## WHAT YOU NEED TO DO
Search the records that follow and extract every line containing the string "screenshot".

Dataset items:
"""
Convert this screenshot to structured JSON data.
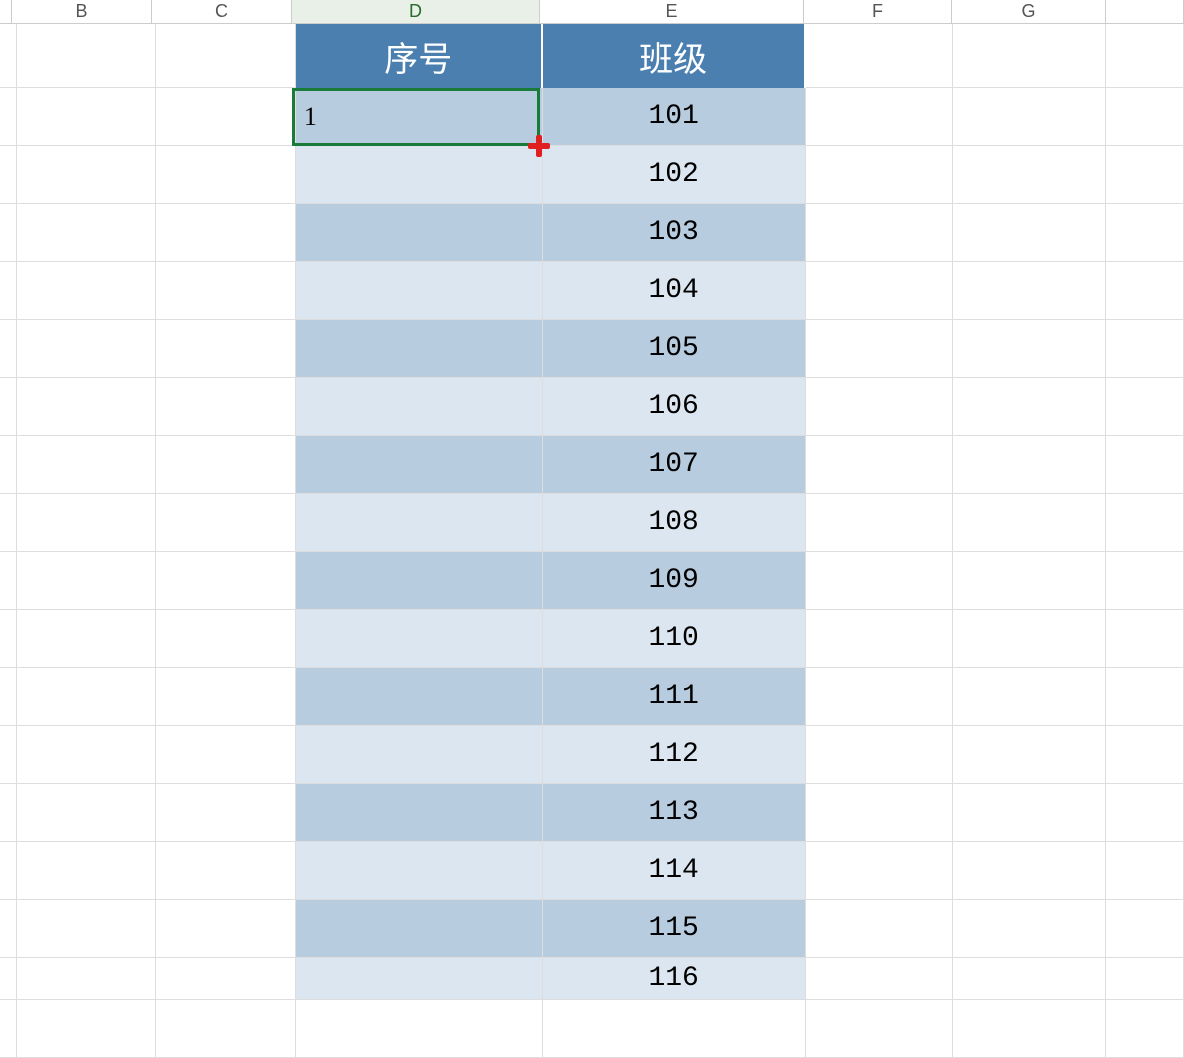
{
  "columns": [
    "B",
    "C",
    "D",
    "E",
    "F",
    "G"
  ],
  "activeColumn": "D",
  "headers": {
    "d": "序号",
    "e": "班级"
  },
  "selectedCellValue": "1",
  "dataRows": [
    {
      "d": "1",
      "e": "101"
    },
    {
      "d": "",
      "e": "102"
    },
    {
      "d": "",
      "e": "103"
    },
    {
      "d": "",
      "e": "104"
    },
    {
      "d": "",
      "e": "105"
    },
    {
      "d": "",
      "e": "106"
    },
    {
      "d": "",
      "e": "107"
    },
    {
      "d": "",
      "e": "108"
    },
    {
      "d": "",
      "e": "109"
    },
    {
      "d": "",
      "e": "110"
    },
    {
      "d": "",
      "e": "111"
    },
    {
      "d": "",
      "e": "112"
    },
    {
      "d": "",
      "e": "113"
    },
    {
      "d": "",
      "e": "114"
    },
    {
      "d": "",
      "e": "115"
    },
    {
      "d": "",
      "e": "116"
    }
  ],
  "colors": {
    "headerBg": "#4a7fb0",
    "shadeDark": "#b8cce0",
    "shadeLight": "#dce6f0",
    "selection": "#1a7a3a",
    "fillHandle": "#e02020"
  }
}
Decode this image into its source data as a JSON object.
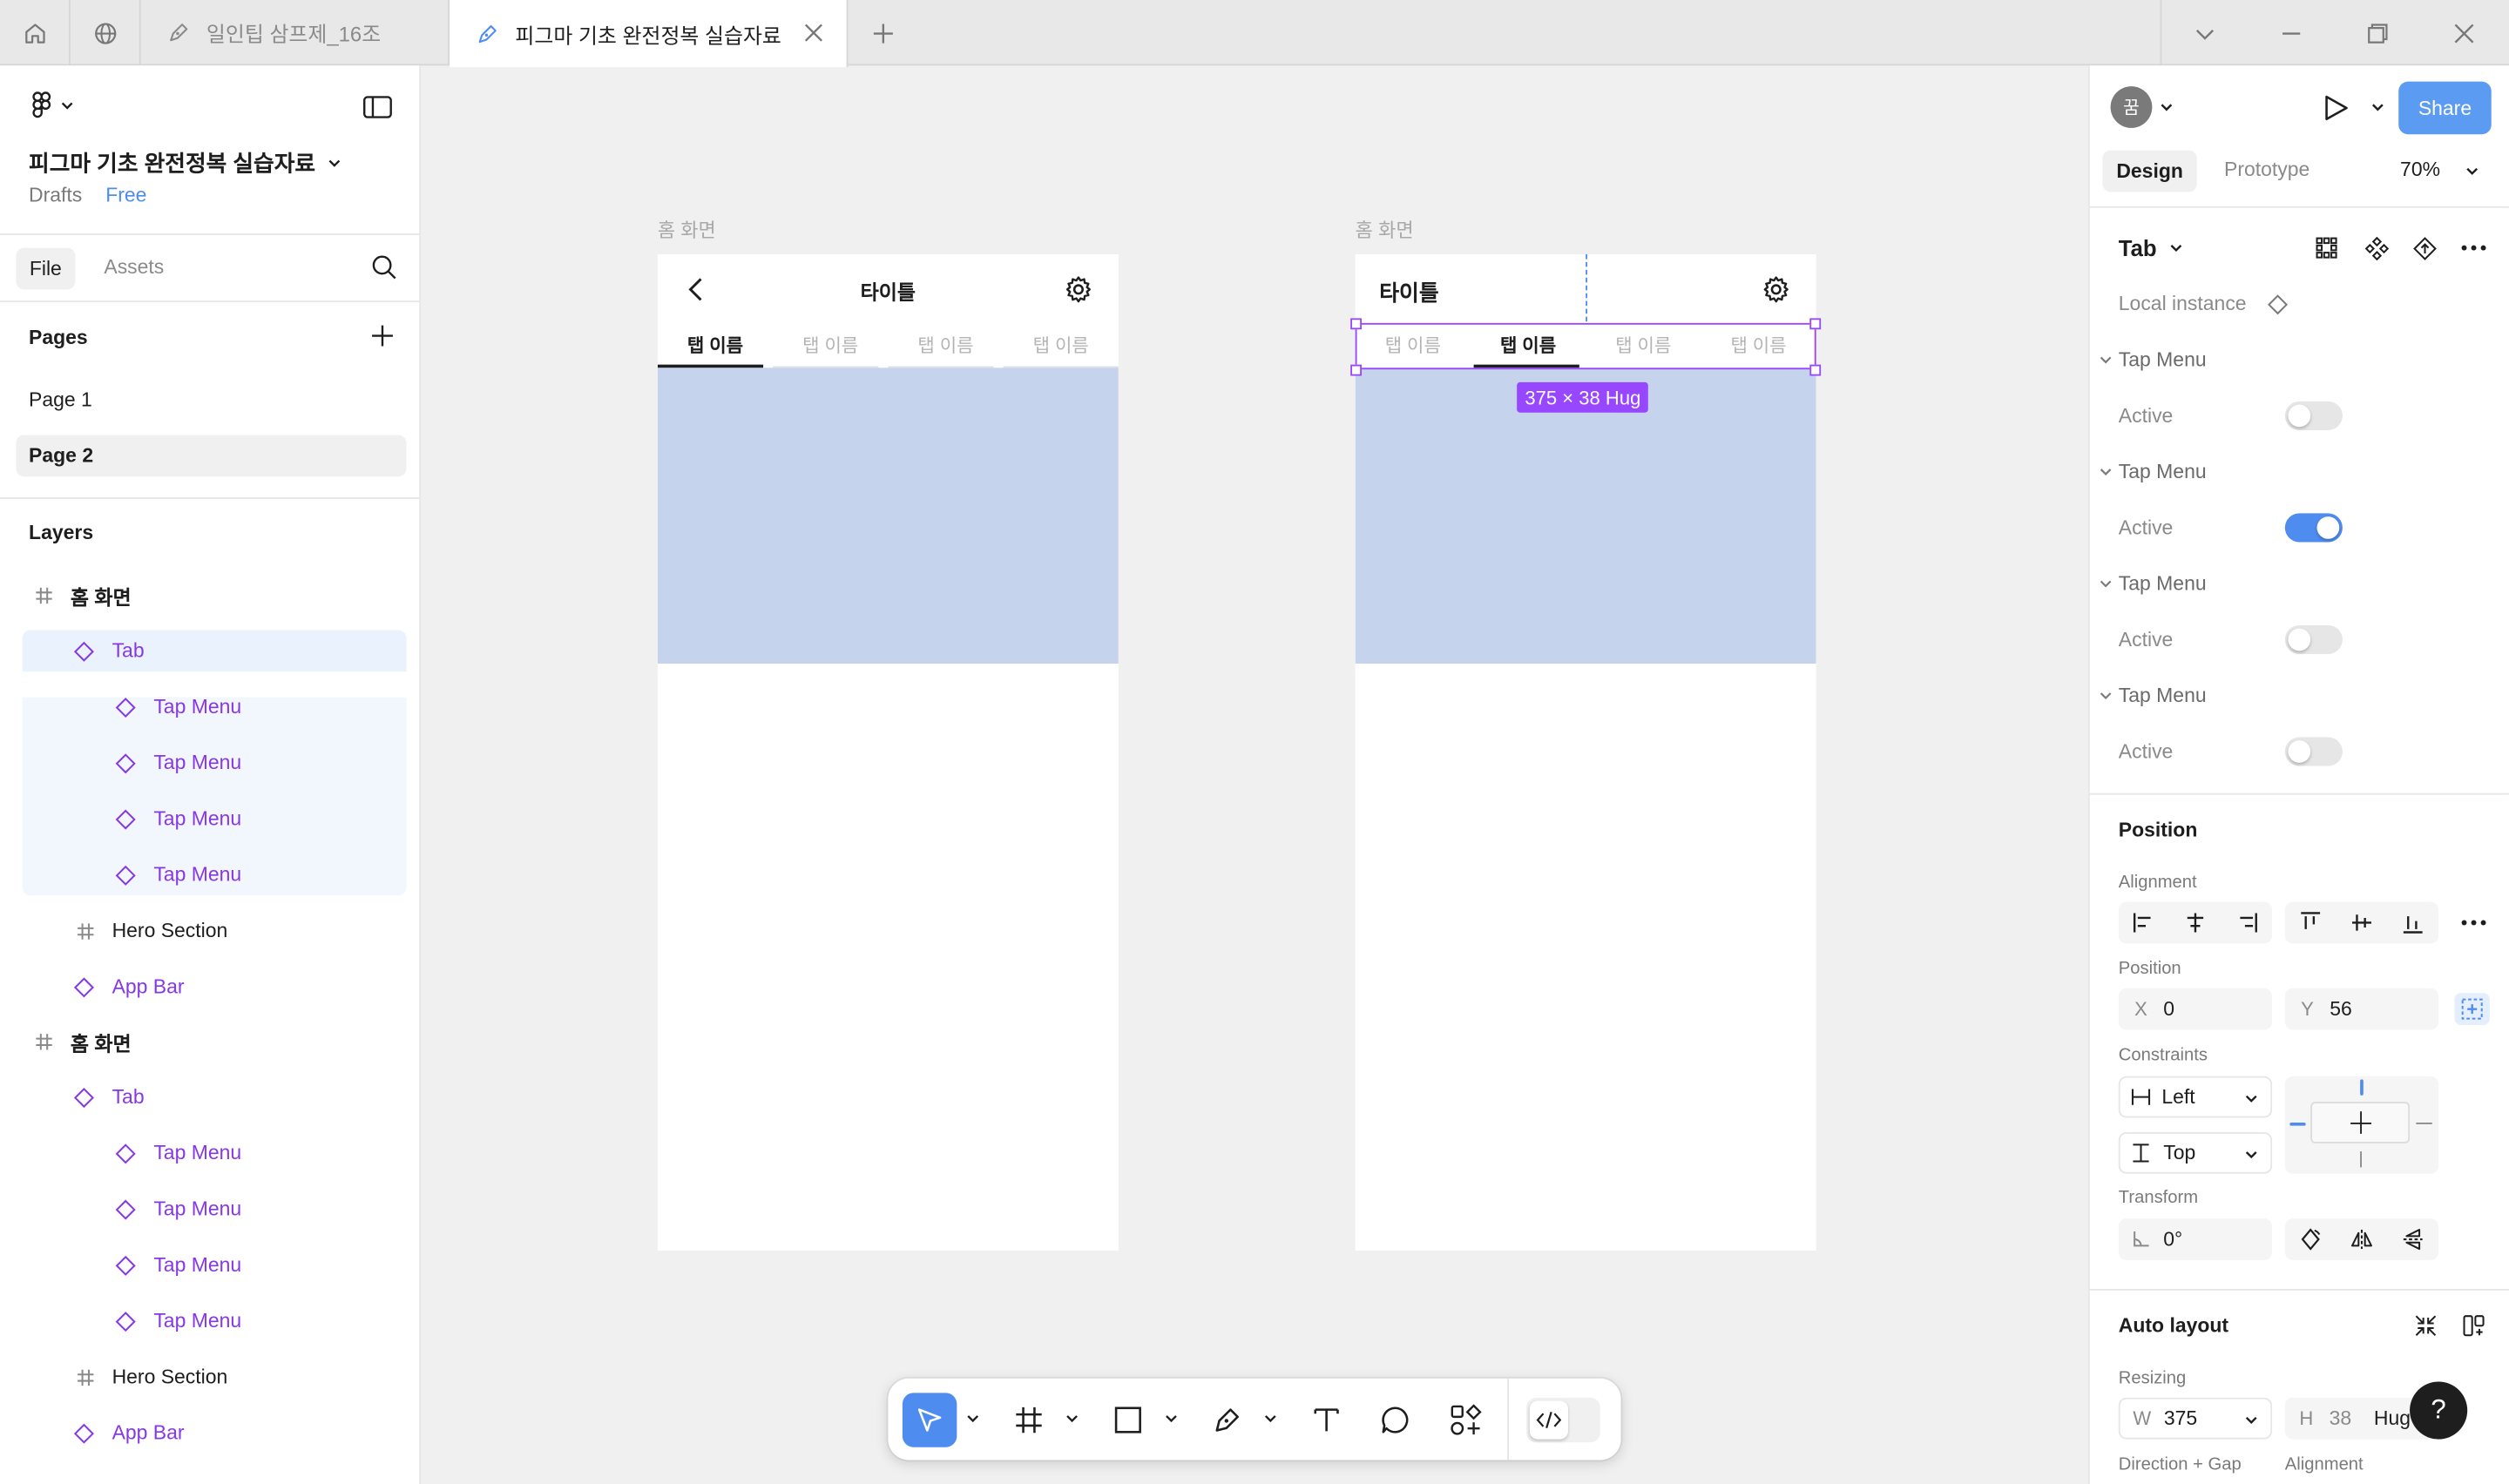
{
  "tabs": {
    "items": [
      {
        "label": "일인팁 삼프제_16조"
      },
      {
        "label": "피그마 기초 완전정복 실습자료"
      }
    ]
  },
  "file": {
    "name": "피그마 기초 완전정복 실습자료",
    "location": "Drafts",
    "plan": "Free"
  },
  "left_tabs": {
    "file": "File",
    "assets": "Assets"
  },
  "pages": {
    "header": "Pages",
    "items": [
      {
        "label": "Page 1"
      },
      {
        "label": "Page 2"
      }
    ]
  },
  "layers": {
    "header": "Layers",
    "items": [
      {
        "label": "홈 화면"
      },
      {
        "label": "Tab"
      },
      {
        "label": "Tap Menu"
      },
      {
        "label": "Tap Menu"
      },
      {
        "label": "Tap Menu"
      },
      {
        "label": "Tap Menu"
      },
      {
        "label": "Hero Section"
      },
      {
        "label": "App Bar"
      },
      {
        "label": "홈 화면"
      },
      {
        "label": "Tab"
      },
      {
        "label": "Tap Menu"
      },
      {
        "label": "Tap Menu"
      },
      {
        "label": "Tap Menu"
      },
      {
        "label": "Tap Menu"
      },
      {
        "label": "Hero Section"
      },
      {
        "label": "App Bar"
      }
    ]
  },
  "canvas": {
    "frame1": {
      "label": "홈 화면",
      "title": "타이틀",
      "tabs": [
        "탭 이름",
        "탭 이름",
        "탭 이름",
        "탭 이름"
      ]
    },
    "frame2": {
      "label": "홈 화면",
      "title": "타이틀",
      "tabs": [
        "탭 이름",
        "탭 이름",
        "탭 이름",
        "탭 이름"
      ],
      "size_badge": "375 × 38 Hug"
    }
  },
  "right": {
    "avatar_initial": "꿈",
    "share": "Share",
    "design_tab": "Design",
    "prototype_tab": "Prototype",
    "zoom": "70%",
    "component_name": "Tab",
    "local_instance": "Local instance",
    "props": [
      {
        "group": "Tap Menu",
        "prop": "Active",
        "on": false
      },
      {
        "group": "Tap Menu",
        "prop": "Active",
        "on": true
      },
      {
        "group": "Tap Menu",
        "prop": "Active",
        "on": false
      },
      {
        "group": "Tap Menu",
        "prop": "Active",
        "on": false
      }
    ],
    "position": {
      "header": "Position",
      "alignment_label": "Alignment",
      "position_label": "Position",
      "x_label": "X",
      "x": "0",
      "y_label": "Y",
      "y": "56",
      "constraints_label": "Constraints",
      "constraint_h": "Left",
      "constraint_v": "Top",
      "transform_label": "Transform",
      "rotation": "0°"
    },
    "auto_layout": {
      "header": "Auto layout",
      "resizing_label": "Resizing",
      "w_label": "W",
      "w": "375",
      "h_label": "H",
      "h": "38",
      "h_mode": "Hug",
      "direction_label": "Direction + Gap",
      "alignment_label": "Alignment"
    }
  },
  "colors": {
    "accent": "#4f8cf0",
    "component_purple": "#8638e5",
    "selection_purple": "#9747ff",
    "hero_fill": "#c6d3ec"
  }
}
"""
"""
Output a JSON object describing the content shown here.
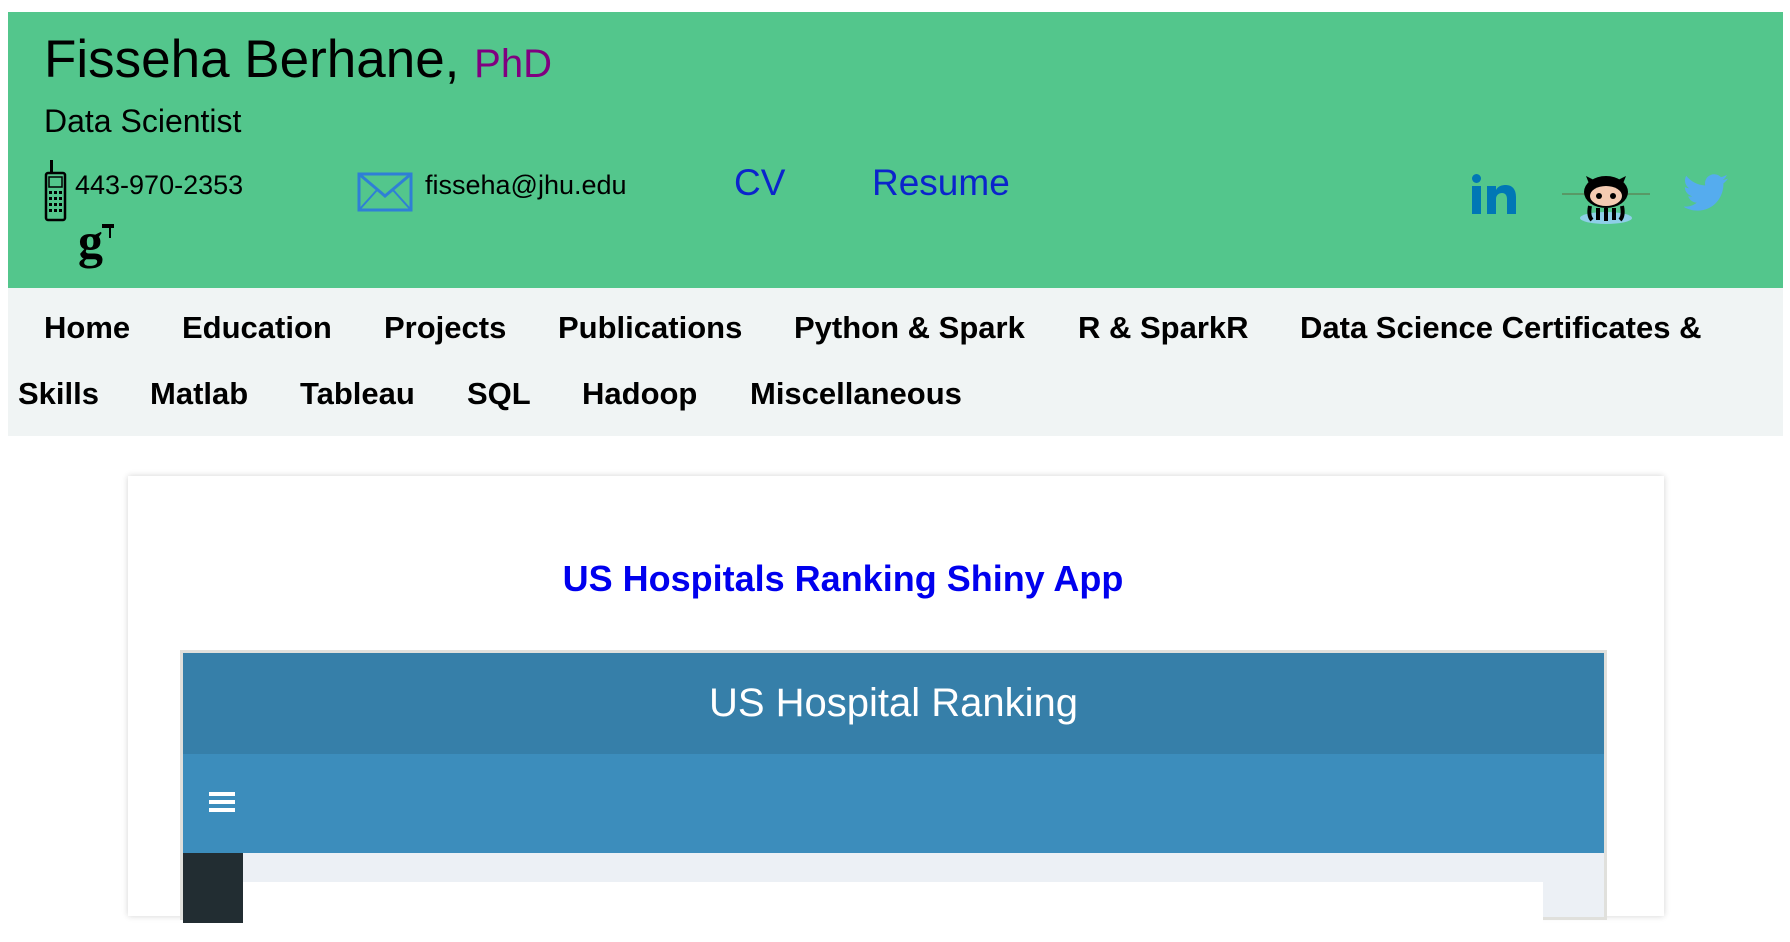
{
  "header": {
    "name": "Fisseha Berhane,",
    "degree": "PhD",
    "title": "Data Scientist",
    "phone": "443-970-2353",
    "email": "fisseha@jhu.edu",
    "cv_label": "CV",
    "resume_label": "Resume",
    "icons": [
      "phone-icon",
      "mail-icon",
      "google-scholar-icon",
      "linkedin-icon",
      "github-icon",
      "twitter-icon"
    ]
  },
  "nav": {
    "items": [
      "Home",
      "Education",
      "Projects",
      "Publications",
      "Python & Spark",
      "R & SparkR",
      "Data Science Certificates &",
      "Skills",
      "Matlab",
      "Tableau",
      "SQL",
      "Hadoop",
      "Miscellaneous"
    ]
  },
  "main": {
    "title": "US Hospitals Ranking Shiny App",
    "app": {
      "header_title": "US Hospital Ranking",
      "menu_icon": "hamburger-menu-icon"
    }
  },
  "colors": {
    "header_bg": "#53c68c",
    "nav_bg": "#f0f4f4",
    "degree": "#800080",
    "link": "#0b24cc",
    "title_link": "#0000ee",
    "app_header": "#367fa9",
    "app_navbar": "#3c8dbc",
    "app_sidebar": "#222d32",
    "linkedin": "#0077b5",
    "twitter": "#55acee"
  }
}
"""
"""
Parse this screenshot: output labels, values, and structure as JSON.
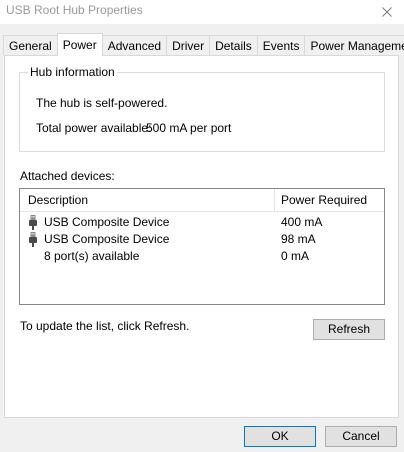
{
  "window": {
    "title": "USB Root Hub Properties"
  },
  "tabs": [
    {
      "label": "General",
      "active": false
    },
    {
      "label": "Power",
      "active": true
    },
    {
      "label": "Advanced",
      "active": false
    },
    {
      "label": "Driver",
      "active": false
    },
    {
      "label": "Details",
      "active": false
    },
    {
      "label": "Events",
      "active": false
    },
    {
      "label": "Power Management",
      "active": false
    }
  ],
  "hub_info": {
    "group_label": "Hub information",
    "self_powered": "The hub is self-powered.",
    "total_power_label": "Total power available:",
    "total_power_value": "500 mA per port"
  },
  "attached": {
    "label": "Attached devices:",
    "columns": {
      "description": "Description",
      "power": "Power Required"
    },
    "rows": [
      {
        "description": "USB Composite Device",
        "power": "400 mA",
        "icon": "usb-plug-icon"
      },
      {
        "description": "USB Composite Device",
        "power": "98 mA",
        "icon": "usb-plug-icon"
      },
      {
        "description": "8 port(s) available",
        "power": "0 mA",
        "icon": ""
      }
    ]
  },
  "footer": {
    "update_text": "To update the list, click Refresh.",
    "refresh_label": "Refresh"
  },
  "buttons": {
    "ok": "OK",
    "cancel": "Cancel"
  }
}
"""
## SOLUTION TO THIS EXERCISE
Convert this screenshot to structured JSON data.
Parse this screenshot: output labels, values, and structure as JSON.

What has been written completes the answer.